Objective: Lines containing the string "ZPŮSOB" are to be counted; report only how many there are.

begin Data shown

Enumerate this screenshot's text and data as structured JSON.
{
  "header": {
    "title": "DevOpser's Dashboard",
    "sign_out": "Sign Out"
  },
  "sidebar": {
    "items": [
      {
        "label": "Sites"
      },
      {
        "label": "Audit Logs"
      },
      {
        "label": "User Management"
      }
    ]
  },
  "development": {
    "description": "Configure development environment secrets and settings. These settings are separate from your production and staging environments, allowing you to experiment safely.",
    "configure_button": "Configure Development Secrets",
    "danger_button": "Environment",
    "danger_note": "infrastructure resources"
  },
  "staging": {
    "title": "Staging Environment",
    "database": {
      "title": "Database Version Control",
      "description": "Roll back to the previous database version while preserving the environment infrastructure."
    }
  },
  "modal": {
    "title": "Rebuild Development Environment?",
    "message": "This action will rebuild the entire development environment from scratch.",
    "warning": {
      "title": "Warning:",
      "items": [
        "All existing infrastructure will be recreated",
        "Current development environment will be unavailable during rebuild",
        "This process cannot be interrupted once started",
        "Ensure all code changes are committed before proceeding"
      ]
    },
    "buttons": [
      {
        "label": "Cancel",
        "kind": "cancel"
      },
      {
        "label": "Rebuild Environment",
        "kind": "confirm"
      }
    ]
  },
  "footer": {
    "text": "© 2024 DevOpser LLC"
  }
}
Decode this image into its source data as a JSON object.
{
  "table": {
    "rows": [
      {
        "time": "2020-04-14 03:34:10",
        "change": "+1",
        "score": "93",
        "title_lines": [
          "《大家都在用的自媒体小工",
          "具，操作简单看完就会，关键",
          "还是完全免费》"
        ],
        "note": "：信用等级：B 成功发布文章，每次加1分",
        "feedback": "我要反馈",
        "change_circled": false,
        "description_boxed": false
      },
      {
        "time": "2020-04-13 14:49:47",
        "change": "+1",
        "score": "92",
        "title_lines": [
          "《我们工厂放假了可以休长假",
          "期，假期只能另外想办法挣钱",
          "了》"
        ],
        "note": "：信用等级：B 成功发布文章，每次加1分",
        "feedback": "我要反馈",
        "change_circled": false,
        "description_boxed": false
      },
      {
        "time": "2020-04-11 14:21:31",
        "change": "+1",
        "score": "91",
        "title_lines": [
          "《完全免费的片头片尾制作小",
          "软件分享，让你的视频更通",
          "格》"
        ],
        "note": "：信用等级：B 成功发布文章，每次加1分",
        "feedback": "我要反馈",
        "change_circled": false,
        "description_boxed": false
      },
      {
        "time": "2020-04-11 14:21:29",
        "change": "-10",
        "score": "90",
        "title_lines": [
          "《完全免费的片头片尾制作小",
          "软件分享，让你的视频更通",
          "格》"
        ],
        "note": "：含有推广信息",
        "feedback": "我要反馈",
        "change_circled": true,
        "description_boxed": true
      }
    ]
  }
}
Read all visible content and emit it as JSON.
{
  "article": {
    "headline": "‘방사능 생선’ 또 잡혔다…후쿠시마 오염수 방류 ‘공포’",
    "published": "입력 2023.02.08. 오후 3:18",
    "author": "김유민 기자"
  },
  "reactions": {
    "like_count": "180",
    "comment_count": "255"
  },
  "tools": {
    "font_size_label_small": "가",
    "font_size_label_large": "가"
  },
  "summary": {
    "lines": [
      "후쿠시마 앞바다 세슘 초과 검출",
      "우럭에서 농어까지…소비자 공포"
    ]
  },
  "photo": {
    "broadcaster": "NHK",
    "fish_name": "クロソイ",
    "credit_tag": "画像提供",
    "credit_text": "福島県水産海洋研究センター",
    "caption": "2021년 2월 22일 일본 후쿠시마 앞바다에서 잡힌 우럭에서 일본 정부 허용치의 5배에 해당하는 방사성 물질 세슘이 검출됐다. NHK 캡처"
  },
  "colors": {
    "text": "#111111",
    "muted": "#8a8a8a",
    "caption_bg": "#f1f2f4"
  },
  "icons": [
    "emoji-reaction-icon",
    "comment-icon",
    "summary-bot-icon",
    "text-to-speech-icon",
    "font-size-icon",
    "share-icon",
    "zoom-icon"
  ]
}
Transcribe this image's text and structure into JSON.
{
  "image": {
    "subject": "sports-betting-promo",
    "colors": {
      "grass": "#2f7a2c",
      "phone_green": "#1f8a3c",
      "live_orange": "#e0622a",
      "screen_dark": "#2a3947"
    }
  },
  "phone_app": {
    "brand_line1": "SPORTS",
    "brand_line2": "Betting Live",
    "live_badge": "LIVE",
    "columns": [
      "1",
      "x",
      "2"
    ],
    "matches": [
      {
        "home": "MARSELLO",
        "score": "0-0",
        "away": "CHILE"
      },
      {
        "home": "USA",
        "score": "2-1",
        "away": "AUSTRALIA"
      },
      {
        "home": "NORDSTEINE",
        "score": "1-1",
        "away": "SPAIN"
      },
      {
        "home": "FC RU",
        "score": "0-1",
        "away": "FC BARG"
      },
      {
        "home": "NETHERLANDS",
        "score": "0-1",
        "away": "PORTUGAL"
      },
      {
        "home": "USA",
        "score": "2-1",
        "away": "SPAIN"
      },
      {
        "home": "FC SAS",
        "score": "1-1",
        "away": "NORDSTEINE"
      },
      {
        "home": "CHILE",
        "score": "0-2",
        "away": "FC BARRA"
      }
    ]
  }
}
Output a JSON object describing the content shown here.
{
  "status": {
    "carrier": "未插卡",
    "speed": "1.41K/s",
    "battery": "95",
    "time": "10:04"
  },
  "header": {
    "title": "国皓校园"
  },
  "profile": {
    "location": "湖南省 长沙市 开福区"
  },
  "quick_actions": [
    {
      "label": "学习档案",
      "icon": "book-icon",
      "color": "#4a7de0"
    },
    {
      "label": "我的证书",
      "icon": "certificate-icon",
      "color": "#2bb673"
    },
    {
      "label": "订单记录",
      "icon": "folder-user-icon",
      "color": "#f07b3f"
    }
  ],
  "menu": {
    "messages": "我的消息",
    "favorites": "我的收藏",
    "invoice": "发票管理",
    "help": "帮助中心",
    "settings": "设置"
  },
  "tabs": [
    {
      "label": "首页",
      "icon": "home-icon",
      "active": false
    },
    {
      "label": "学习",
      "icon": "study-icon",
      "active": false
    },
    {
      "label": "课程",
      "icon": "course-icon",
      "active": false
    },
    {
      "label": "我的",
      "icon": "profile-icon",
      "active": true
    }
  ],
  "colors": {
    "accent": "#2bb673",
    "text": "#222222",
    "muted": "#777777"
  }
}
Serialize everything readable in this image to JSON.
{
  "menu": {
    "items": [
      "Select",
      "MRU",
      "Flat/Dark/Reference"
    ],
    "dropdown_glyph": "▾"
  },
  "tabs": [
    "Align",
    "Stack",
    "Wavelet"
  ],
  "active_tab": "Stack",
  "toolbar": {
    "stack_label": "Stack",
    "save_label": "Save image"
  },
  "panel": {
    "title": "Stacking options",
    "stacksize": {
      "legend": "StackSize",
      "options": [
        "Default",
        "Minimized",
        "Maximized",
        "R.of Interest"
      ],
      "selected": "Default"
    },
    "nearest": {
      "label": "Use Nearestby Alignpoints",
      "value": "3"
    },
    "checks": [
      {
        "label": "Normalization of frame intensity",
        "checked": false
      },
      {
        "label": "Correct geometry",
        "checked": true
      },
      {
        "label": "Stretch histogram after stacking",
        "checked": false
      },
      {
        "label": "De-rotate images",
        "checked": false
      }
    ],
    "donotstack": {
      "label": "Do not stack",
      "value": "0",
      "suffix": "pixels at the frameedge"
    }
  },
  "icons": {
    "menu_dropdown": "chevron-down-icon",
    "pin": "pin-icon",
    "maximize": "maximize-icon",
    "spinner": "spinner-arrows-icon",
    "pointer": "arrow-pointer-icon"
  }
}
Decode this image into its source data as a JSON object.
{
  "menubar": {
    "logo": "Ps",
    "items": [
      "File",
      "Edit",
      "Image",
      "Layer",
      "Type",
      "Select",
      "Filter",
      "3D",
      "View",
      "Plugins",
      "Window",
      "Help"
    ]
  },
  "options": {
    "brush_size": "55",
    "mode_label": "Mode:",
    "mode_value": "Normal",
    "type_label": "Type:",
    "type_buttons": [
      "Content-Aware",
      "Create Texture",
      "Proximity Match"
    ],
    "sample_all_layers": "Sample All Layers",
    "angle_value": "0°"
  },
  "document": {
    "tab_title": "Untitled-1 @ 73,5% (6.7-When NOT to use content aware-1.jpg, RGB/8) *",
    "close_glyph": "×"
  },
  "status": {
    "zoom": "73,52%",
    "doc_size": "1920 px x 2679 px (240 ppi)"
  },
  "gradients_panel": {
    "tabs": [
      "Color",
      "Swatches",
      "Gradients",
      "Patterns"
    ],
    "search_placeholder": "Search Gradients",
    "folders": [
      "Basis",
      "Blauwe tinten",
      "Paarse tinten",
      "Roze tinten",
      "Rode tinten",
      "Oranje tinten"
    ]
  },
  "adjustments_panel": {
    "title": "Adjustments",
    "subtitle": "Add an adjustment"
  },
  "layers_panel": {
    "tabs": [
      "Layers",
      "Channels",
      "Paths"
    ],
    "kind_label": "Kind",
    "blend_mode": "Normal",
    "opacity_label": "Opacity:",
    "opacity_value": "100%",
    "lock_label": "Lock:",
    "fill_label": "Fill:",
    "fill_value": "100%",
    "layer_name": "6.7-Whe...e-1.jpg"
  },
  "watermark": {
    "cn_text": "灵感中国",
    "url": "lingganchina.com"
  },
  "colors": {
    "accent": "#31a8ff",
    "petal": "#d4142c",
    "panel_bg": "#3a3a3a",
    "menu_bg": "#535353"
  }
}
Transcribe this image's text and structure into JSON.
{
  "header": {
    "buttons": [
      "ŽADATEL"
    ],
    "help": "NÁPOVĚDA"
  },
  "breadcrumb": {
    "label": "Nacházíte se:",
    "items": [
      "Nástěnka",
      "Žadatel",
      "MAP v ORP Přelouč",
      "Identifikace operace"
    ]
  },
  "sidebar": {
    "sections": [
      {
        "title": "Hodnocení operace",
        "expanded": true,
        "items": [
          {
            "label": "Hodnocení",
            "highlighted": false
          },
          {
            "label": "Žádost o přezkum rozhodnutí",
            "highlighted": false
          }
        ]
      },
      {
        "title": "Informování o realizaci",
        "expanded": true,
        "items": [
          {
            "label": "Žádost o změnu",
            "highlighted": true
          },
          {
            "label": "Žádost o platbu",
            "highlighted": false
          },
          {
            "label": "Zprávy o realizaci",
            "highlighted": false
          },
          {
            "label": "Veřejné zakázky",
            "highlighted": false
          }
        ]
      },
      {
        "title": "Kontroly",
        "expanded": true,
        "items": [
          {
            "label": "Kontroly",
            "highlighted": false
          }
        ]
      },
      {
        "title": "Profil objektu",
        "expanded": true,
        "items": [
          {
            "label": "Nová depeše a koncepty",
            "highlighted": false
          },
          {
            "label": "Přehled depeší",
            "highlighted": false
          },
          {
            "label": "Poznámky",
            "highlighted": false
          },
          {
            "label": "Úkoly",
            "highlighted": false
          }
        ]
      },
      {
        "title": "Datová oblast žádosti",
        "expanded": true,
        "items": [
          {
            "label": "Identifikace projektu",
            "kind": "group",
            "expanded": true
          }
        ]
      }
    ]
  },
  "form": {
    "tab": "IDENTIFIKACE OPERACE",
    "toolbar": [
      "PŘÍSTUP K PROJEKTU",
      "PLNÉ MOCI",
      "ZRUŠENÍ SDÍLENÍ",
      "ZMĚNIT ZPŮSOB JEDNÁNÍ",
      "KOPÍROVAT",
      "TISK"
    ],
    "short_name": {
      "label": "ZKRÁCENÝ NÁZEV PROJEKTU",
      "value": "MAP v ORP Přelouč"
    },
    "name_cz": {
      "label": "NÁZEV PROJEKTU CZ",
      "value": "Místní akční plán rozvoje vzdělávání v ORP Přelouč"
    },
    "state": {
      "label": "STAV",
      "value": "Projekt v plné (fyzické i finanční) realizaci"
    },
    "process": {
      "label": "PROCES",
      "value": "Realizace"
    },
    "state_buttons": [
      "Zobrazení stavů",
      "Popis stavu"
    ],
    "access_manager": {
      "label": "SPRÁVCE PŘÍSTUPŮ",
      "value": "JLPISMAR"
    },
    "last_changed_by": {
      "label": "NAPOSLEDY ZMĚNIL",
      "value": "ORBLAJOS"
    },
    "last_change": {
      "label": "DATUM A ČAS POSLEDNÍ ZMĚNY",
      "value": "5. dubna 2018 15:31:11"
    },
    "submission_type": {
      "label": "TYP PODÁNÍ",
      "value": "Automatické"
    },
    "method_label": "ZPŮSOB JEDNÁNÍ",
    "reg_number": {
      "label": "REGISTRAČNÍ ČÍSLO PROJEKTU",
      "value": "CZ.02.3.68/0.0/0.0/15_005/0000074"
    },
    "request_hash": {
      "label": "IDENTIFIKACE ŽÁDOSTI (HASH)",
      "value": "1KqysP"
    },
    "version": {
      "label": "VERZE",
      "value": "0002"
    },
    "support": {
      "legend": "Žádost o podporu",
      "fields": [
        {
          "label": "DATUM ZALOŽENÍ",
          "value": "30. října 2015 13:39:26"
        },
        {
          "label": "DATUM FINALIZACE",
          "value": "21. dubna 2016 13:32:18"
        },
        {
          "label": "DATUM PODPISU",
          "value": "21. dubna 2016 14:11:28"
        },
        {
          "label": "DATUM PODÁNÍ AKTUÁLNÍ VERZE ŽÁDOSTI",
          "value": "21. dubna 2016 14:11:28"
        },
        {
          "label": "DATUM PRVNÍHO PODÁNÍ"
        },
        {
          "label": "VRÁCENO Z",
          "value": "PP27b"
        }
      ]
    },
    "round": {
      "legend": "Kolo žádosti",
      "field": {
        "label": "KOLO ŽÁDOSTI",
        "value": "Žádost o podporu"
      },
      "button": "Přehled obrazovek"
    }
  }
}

end Data shown

Response to the exercise: 2